WORK INSTRUCTIONS :: For each line below that contains the string "this", copy that line.

Stored records:
● ● ● ● ● ● ●

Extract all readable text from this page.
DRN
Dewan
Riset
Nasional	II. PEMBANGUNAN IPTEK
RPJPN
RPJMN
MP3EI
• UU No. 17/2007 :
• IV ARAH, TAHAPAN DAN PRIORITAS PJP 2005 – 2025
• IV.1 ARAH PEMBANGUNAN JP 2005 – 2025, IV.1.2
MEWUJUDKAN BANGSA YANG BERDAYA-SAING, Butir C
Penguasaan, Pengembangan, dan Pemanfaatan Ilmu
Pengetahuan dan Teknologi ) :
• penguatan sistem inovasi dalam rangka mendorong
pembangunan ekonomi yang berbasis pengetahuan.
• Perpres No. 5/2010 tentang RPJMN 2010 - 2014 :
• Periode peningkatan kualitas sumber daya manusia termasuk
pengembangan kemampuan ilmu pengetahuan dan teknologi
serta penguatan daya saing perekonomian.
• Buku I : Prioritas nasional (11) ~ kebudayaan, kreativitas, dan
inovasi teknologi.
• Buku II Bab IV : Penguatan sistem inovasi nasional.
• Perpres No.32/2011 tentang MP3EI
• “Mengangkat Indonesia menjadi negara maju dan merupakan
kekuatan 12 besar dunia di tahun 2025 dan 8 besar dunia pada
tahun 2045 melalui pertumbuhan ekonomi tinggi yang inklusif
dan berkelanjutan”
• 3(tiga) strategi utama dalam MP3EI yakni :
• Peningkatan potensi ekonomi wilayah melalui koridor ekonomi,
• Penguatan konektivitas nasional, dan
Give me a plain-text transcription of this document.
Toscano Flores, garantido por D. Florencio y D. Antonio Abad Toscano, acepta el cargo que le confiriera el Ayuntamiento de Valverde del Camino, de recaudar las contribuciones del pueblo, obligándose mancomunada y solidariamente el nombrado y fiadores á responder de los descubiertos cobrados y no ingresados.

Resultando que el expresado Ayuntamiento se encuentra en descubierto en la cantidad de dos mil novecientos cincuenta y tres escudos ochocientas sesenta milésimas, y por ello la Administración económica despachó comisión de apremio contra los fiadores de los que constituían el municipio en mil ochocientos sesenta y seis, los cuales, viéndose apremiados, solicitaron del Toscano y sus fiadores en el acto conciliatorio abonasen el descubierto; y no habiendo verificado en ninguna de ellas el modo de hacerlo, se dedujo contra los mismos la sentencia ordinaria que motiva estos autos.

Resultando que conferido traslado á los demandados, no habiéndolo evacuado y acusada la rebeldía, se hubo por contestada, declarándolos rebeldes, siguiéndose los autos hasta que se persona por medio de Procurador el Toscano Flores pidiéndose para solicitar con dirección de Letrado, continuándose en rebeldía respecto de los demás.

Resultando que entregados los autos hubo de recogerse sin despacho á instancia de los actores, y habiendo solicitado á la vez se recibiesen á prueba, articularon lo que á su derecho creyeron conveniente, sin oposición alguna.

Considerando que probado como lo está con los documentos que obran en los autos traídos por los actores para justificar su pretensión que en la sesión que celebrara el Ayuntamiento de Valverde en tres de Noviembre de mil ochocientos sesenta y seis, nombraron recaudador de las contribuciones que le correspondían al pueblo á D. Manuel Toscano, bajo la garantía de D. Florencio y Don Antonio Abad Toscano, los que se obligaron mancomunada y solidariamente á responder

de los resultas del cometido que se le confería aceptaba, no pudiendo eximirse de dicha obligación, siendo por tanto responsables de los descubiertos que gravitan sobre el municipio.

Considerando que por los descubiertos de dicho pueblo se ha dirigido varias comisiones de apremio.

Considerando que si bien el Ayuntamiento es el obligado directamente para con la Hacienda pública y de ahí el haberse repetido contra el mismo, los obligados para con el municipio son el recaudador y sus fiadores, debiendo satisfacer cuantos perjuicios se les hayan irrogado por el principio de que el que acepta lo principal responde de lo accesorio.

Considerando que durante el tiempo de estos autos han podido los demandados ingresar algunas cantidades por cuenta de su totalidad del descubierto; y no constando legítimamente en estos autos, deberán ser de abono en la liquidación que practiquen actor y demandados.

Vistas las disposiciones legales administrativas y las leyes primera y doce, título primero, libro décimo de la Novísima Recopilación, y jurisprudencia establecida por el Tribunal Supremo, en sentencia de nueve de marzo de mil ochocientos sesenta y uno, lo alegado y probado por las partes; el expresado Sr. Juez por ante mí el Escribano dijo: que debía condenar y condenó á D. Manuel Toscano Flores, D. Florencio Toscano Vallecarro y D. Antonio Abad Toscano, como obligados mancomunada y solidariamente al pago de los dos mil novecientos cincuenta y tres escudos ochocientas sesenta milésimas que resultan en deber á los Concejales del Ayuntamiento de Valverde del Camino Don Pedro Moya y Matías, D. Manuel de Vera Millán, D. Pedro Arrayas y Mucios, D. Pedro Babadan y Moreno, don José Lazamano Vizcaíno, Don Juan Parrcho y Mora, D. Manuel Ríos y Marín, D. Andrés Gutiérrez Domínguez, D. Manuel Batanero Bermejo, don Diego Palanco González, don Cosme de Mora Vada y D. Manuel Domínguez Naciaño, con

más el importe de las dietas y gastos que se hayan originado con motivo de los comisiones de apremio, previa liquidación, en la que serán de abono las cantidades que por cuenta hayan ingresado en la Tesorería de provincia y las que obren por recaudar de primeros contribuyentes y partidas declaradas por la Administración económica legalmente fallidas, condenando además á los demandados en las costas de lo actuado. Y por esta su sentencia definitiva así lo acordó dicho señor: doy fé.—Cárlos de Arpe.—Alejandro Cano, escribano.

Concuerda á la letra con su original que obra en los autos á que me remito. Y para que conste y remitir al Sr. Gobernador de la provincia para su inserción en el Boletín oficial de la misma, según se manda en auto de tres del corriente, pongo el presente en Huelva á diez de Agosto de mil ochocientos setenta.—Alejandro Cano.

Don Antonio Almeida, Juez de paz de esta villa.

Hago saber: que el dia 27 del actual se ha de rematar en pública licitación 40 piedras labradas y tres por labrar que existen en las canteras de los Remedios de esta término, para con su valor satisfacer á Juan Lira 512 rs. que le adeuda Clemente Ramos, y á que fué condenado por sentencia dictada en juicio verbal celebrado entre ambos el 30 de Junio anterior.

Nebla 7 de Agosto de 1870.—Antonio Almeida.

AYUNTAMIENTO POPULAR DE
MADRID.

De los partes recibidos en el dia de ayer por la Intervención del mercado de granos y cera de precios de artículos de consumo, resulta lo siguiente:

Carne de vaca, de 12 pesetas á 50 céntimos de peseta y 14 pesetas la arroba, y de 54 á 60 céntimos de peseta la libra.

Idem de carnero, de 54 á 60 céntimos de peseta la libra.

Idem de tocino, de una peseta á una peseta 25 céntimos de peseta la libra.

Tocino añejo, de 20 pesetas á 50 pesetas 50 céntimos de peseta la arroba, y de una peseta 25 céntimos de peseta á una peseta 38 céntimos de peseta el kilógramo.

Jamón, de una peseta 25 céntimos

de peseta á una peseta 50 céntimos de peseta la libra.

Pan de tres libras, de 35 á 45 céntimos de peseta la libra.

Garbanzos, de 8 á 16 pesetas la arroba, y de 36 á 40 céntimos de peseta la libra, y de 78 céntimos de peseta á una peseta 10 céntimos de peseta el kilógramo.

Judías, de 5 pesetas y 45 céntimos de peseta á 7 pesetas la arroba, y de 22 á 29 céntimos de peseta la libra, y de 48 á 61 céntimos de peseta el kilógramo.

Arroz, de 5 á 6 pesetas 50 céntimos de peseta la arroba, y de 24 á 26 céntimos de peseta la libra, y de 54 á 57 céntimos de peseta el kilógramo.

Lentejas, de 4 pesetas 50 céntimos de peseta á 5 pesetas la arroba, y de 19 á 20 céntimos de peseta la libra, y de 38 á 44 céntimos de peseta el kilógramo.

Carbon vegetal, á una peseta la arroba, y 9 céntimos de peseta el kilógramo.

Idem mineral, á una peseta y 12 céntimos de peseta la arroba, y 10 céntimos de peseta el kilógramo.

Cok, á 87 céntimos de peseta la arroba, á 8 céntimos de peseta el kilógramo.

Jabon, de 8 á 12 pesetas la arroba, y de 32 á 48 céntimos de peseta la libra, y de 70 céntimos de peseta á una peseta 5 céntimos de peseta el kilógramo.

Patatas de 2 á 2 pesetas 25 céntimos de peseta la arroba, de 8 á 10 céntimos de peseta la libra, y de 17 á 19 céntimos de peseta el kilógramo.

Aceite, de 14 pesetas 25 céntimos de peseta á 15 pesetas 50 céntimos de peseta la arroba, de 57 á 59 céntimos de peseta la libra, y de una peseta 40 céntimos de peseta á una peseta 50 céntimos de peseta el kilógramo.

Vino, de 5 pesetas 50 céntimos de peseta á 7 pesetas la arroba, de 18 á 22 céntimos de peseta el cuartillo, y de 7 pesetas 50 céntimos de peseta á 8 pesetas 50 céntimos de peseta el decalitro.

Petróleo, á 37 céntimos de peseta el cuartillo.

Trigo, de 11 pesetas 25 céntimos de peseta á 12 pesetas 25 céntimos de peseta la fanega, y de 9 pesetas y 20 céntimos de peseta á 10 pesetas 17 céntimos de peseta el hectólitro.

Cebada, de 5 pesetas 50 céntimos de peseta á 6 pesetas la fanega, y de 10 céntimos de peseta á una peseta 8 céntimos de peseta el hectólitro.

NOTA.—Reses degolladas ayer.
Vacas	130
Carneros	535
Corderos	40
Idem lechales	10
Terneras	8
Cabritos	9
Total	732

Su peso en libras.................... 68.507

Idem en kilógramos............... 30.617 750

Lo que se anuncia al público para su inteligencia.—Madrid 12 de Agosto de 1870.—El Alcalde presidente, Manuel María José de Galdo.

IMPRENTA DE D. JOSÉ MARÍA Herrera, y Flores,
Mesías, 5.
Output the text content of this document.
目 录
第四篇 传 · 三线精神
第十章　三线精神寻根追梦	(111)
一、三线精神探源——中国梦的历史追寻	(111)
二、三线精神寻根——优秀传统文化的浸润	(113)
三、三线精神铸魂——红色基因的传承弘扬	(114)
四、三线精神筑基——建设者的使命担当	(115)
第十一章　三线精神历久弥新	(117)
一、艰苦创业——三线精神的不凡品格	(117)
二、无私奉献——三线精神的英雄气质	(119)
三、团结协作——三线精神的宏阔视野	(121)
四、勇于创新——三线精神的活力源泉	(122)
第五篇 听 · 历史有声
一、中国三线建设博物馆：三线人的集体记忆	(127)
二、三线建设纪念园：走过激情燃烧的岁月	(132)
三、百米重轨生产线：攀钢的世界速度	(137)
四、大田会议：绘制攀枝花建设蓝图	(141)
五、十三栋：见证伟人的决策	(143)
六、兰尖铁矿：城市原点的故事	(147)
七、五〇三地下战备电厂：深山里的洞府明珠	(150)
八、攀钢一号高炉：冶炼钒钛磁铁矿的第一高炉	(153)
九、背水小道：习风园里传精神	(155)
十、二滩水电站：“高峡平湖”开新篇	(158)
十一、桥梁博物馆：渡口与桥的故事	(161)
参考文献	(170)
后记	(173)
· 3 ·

● ● ● ● ● ● ●

FINAL RESULT ::
Extract all readable text from this page.
Give me a plain-text transcription of this document.
Output the text content of this document.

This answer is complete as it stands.